(Extracted data entries)

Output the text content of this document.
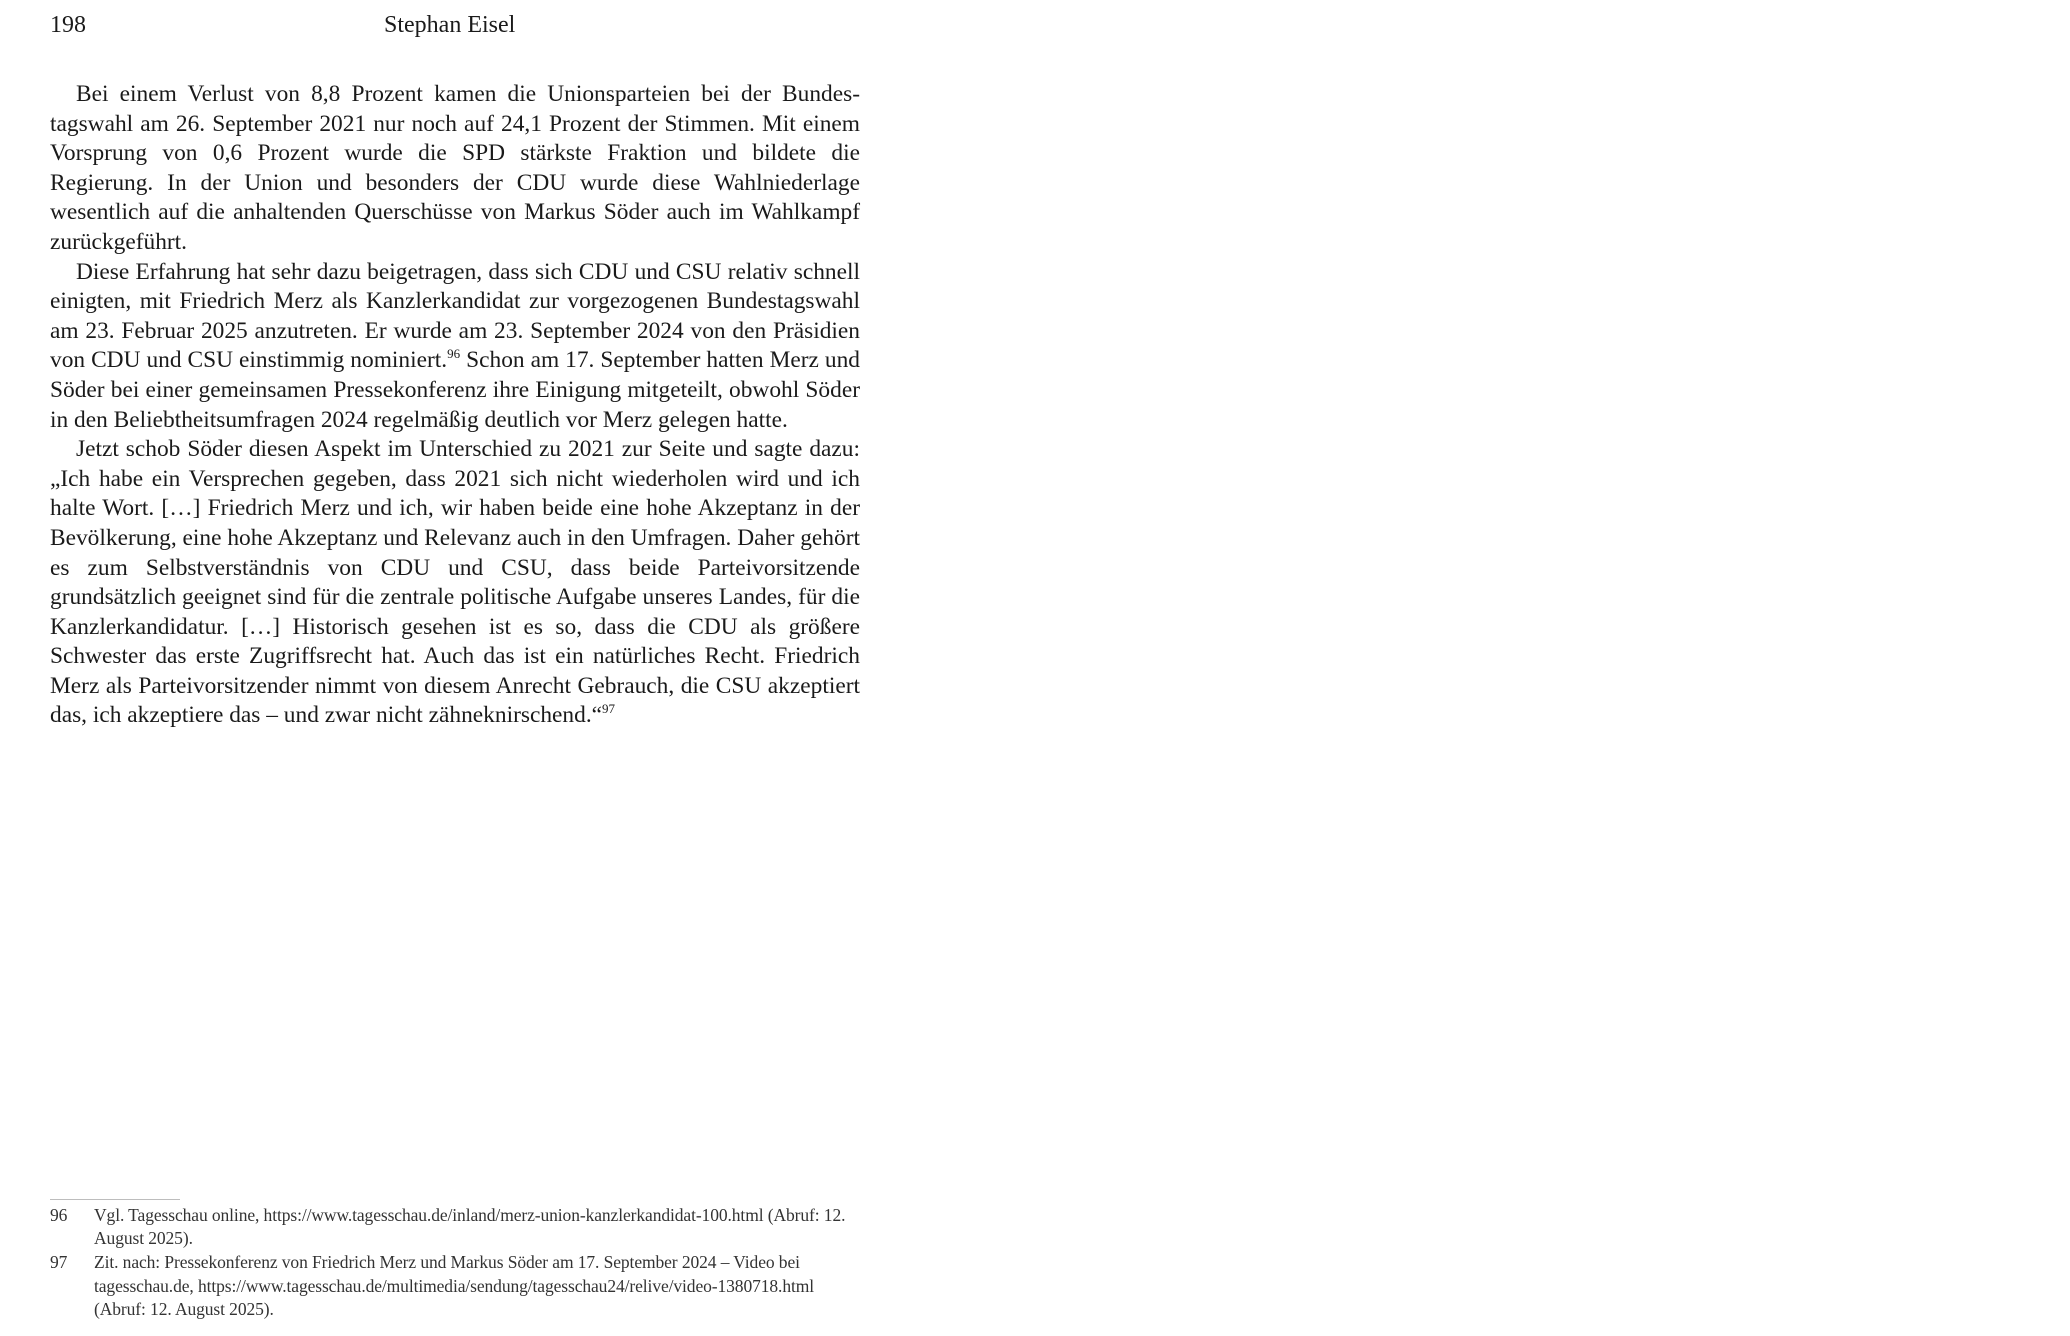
198	Stephan Eisel

Bei einem Verlust von 8,8 Prozent kamen die Unionsparteien bei der Bundestagswahl am 26. September 2021 nur noch auf 24,1 Prozent der Stimmen. Mit einem Vorsprung von 0,6 Prozent wurde die SPD stärkste Fraktion und bildete die Regierung. In der Union und besonders der CDU wurde diese Wahlniederlage wesentlich auf die anhaltenden Querschüsse von Markus Söder auch im Wahlkampf zurückgeführt.

Diese Erfahrung hat sehr dazu beigetragen, dass sich CDU und CSU relativ schnell einigten, mit Friedrich Merz als Kanzlerkandidat zur vorgezogenen Bundestagswahl am 23. Februar 2025 anzutreten. Er wurde am 23. September 2024 von den Präsidien von CDU und CSU einstimmig nominiert.$^{96}$ Schon am 17. September hatten Merz und Söder bei einer gemeinsamen Pressekonferenz ihre Einigung mitgeteilt, obwohl Söder in den Beliebtheitsumfragen 2024 regelmäßig deutlich vor Merz gelegen hatte.

Jetzt schob Söder diesen Aspekt im Unterschied zu 2021 zur Seite und sagte dazu: „Ich habe ein Versprechen gegeben, dass 2021 sich nicht wiederholen wird und ich halte Wort. […] Friedrich Merz und ich, wir haben beide eine hohe Akzeptanz in der Bevölkerung, eine hohe Akzeptanz und Relevanz auch in den Umfragen. Daher gehört es zum Selbstverständnis von CDU und CSU, dass beide Parteivorsitzende grundsätzlich geeignet sind für die zentrale politische Aufgabe unseres Landes, für die Kanzlerkandidatur. […] Historisch gesehen ist es so, dass die CDU als größere Schwester das erste Zugriffsrecht hat. Auch das ist ein natürliches Recht. Friedrich Merz als Parteivorsitzender nimmt von diesem Anrecht Gebrauch, die CSU akzeptiert das, ich akzeptiere das – und zwar nicht zähneknirschend.“$^{97}$

96 Vgl. Tagesschau online, https://www.tagesschau.de/inland/merz-union-kanzlerkandidat-100.​html (Abruf: 12. August 2025).

97 Zit. nach: Pressekonferenz von Friedrich Merz und Markus Söder am 17. September 2024 – Video bei tagesschau.de, https://www.tagesschau.de/multimedia/sendung/tagesschau24/relive/video-1380718.html (Abruf: 12. August 2025).
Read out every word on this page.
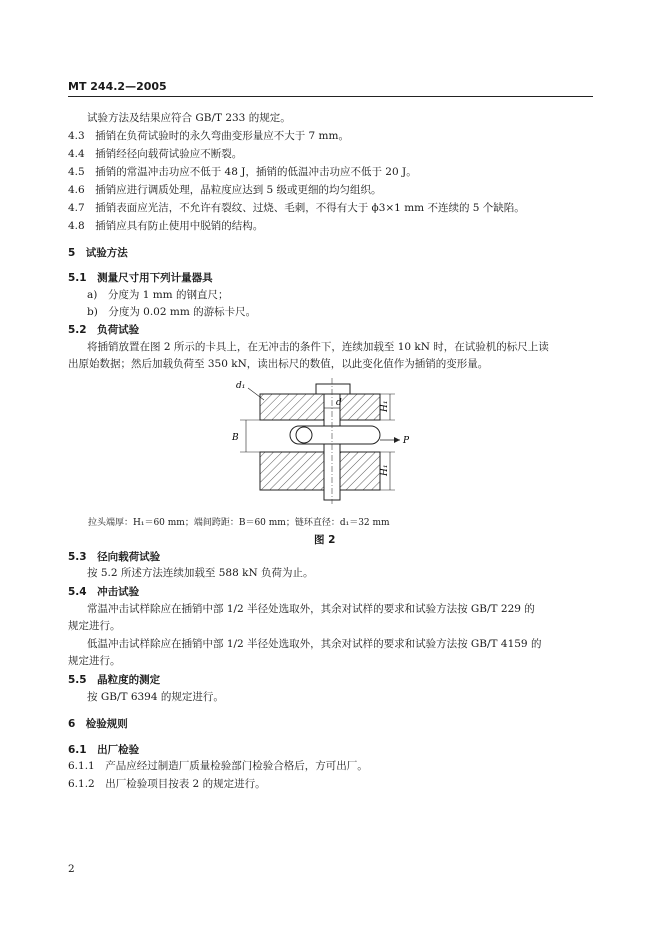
MT 244.2—2005
试验方法及结果应符合 GB/T 233 的规定。
4.3　插销在负荷试验时的永久弯曲变形量应不大于 7 mm。
4.4　插销经径向载荷试验应不断裂。
4.5　插销的常温冲击功应不低于 48 J，插销的低温冲击功应不低于 20 J。
4.6　插销应进行调质处理，晶粒度应达到 5 级或更细的均匀组织。
4.7　插销表面应光洁，不允许有裂纹、过烧、毛刺，不得有大于 ϕ3×1 mm 不连续的 5 个缺陷。
4.8　插销应具有防止使用中脱销的结构。
5　试验方法
5.1　测量尺寸用下列计量器具
a)　分度为 1 mm 的钢直尺；
b)　分度为 0.02 mm 的游标卡尺。
5.2　负荷试验
将插销放置在图 2 所示的卡具上，在无冲击的条件下，连续加载至 10 kN 时，在试验机的标尺上读
出原始数据；然后加载负荷至 350 kN，读出标尺的数值，以此变化值作为插销的变形量。
d
d₁
H₁
H₁
B	P
拉头端厚：H₁＝60 mm；端间跨距：B＝60 mm；链环直径：d₁＝32 mm
图 2
5.3　径向载荷试验
按 5.2 所述方法连续加载至 588 kN 负荷为止。
5.4　冲击试验
常温冲击试样除应在插销中部 1/2 半径处选取外，其余对试样的要求和试验方法按 GB/T 229 的
规定进行。
低温冲击试样除应在插销中部 1/2 半径处选取外，其余对试样的要求和试验方法按 GB/T 4159 的
规定进行。
5.5　晶粒度的测定
按 GB/T 6394 的规定进行。
6　检验规则
6.1　出厂检验
6.1.1　产品应经过制造厂质量检验部门检验合格后，方可出厂。
6.1.2　出厂检验项目按表 2 的规定进行。
2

● **Stated problem**
Copy out the lines that hold "其余对试样的要求和试验方法按".

● **The reply**
常温冲击试样除应在插销中部 1/2 半径处选取外，其余对试样的要求和试验方法按 GB/T 229 的
低温冲击试样除应在插销中部 1/2 半径处选取外，其余对试样的要求和试验方法按 GB/T 4159 的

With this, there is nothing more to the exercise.